(Stored dataset lines)
>>>>>

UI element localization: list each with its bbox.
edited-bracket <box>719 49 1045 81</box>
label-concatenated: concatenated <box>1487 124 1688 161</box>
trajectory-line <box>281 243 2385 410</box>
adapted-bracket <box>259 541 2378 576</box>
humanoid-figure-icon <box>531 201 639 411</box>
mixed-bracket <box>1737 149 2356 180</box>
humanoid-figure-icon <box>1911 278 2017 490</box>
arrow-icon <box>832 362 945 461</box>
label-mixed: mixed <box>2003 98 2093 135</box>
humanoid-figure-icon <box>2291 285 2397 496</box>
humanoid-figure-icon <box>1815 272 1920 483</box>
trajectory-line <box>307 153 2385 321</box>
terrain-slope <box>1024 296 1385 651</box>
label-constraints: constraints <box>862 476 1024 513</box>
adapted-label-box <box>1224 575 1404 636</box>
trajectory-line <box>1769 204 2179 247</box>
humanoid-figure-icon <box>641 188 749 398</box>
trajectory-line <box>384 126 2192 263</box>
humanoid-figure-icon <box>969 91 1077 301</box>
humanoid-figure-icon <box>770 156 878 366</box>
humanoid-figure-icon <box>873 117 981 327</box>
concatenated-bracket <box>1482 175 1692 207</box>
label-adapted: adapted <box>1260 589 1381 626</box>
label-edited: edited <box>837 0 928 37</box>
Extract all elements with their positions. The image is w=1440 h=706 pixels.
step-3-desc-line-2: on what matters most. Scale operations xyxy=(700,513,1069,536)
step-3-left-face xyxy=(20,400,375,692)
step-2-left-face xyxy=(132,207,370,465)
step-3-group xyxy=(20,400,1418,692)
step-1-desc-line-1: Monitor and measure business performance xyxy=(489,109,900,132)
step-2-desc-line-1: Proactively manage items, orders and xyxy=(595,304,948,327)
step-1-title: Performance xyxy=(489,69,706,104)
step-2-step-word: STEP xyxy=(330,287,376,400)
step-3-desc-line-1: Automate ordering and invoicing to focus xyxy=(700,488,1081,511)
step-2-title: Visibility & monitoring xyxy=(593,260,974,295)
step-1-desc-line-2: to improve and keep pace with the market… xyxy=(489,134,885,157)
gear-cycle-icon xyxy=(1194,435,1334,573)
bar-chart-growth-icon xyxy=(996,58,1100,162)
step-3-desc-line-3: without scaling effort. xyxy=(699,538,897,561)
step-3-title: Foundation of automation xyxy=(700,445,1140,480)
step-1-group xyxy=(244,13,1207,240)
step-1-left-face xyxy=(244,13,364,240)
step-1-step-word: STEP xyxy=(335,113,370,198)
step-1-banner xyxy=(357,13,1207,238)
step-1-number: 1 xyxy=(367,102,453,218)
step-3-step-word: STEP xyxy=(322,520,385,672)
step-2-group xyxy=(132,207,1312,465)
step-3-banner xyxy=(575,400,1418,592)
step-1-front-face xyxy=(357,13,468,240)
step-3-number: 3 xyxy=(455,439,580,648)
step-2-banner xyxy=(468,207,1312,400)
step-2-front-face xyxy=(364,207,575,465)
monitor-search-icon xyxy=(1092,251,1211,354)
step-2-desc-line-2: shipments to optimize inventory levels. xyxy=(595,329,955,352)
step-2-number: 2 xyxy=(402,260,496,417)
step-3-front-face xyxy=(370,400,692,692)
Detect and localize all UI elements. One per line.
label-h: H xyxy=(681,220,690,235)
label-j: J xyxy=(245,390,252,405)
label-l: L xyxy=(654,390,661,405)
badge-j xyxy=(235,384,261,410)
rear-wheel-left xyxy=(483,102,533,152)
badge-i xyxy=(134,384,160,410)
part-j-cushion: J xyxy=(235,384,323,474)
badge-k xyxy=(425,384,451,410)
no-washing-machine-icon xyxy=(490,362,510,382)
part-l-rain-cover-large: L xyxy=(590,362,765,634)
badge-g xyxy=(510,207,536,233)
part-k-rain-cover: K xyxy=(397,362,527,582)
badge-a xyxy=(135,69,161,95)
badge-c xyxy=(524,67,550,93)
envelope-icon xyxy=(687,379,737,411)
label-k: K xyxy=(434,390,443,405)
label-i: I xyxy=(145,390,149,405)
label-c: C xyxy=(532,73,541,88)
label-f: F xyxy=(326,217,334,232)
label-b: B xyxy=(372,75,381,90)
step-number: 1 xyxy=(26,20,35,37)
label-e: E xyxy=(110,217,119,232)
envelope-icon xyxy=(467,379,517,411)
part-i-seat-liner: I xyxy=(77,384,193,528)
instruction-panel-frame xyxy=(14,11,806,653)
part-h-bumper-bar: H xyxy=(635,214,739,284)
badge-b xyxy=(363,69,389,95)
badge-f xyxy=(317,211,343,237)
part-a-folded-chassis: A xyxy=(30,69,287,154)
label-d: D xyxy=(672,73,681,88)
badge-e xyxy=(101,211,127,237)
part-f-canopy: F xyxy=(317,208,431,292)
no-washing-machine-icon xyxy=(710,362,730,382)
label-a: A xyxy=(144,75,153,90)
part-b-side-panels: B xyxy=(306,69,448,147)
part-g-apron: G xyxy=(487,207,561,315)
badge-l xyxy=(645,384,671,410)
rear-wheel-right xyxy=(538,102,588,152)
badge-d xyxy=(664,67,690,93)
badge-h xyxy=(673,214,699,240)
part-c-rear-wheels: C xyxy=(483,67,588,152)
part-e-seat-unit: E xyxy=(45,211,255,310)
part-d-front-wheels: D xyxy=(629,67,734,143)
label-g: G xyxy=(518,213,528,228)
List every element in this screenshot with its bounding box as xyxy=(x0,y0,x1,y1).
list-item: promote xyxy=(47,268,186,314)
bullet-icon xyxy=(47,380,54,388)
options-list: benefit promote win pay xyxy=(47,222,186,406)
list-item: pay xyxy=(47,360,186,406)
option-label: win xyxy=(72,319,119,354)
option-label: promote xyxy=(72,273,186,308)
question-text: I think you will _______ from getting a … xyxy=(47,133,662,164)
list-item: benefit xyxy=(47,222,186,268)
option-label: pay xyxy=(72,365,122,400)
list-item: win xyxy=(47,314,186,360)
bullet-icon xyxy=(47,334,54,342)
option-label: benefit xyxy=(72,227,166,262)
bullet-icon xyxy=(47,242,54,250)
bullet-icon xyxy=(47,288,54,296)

<<<<<

* [TASK PROMPT] Copy out every one of the lines above without changing anything.

* [OUTPUT BELOW]
UI element localization: list each with its bbox.
edited-bracket <box>719 49 1045 81</box>
label-concatenated: concatenated <box>1487 124 1688 161</box>
trajectory-line <box>281 243 2385 410</box>
adapted-bracket <box>259 541 2378 576</box>
humanoid-figure-icon <box>531 201 639 411</box>
mixed-bracket <box>1737 149 2356 180</box>
humanoid-figure-icon <box>1911 278 2017 490</box>
arrow-icon <box>832 362 945 461</box>
label-mixed: mixed <box>2003 98 2093 135</box>
humanoid-figure-icon <box>2291 285 2397 496</box>
humanoid-figure-icon <box>1815 272 1920 483</box>
trajectory-line <box>307 153 2385 321</box>
terrain-slope <box>1024 296 1385 651</box>
label-constraints: constraints <box>862 476 1024 513</box>
adapted-label-box <box>1224 575 1404 636</box>
trajectory-line <box>1769 204 2179 247</box>
humanoid-figure-icon <box>641 188 749 398</box>
trajectory-line <box>384 126 2192 263</box>
humanoid-figure-icon <box>969 91 1077 301</box>
humanoid-figure-icon <box>770 156 878 366</box>
humanoid-figure-icon <box>873 117 981 327</box>
concatenated-bracket <box>1482 175 1692 207</box>
label-adapted: adapted <box>1260 589 1381 626</box>
label-edited: edited <box>837 0 928 37</box>
Extract all elements with their positions. The image is w=1440 h=706 pixels.
step-3-desc-line-2: on what matters most. Scale operations xyxy=(700,513,1069,536)
step-3-left-face xyxy=(20,400,375,692)
step-2-left-face xyxy=(132,207,370,465)
step-3-group xyxy=(20,400,1418,692)
step-1-desc-line-1: Monitor and measure business performance xyxy=(489,109,900,132)
step-2-desc-line-1: Proactively manage items, orders and xyxy=(595,304,948,327)
step-1-title: Performance xyxy=(489,69,706,104)
step-2-step-word: STEP xyxy=(330,287,376,400)
step-3-desc-line-1: Automate ordering and invoicing to focus xyxy=(700,488,1081,511)
step-2-title: Visibility & monitoring xyxy=(593,260,974,295)
step-1-desc-line-2: to improve and keep pace with the market… xyxy=(489,134,885,157)
gear-cycle-icon xyxy=(1194,435,1334,573)
bar-chart-growth-icon xyxy=(996,58,1100,162)
step-3-desc-line-3: without scaling effort. xyxy=(699,538,897,561)
step-3-title: Foundation of automation xyxy=(700,445,1140,480)
step-1-group xyxy=(244,13,1207,240)
step-1-left-face xyxy=(244,13,364,240)
step-1-step-word: STEP xyxy=(335,113,370,198)
step-1-banner xyxy=(357,13,1207,238)
step-1-number: 1 xyxy=(367,102,453,218)
step-3-step-word: STEP xyxy=(322,520,385,672)
step-2-group xyxy=(132,207,1312,465)
step-3-banner xyxy=(575,400,1418,592)
step-1-front-face xyxy=(357,13,468,240)
step-3-number: 3 xyxy=(455,439,580,648)
step-2-banner xyxy=(468,207,1312,400)
step-2-front-face xyxy=(364,207,575,465)
monitor-search-icon xyxy=(1092,251,1211,354)
step-2-desc-line-2: shipments to optimize inventory levels. xyxy=(595,329,955,352)
step-2-number: 2 xyxy=(402,260,496,417)
step-3-front-face xyxy=(370,400,692,692)
Detect and localize all UI elements. One per line.
label-h: H xyxy=(681,220,690,235)
label-j: J xyxy=(245,390,252,405)
label-l: L xyxy=(654,390,661,405)
badge-j xyxy=(235,384,261,410)
rear-wheel-left xyxy=(483,102,533,152)
badge-i xyxy=(134,384,160,410)
part-j-cushion: J xyxy=(235,384,323,474)
badge-k xyxy=(425,384,451,410)
no-washing-machine-icon xyxy=(490,362,510,382)
part-l-rain-cover-large: L xyxy=(590,362,765,634)
badge-g xyxy=(510,207,536,233)
part-k-rain-cover: K xyxy=(397,362,527,582)
badge-a xyxy=(135,69,161,95)
badge-c xyxy=(524,67,550,93)
envelope-icon xyxy=(687,379,737,411)
label-k: K xyxy=(434,390,443,405)
label-i: I xyxy=(145,390,149,405)
label-c: C xyxy=(532,73,541,88)
label-f: F xyxy=(326,217,334,232)
label-b: B xyxy=(372,75,381,90)
step-number: 1 xyxy=(26,20,35,37)
label-e: E xyxy=(110,217,119,232)
envelope-icon xyxy=(467,379,517,411)
part-i-seat-liner: I xyxy=(77,384,193,528)
instruction-panel-frame xyxy=(14,11,806,653)
part-h-bumper-bar: H xyxy=(635,214,739,284)
badge-b xyxy=(363,69,389,95)
badge-f xyxy=(317,211,343,237)
part-a-folded-chassis: A xyxy=(30,69,287,154)
label-d: D xyxy=(672,73,681,88)
badge-e xyxy=(101,211,127,237)
part-f-canopy: F xyxy=(317,208,431,292)
no-washing-machine-icon xyxy=(710,362,730,382)
label-a: A xyxy=(144,75,153,90)
part-b-side-panels: B xyxy=(306,69,448,147)
part-g-apron: G xyxy=(487,207,561,315)
badge-l xyxy=(645,384,671,410)
rear-wheel-right xyxy=(538,102,588,152)
badge-d xyxy=(664,67,690,93)
badge-h xyxy=(673,214,699,240)
part-c-rear-wheels: C xyxy=(483,67,588,152)
part-e-seat-unit: E xyxy=(45,211,255,310)
part-d-front-wheels: D xyxy=(629,67,734,143)
label-g: G xyxy=(518,213,528,228)
List every element in this screenshot with its bounding box as xyxy=(x0,y0,x1,y1).
list-item: promote xyxy=(47,268,186,314)
bullet-icon xyxy=(47,380,54,388)
options-list: benefit promote win pay xyxy=(47,222,186,406)
list-item: pay xyxy=(47,360,186,406)
option-label: win xyxy=(72,319,119,354)
option-label: promote xyxy=(72,273,186,308)
question-text: I think you will _______ from getting a … xyxy=(47,133,662,164)
list-item: benefit xyxy=(47,222,186,268)
option-label: pay xyxy=(72,365,122,400)
list-item: win xyxy=(47,314,186,360)
bullet-icon xyxy=(47,334,54,342)
option-label: benefit xyxy=(72,227,166,262)
bullet-icon xyxy=(47,242,54,250)
bullet-icon xyxy=(47,288,54,296)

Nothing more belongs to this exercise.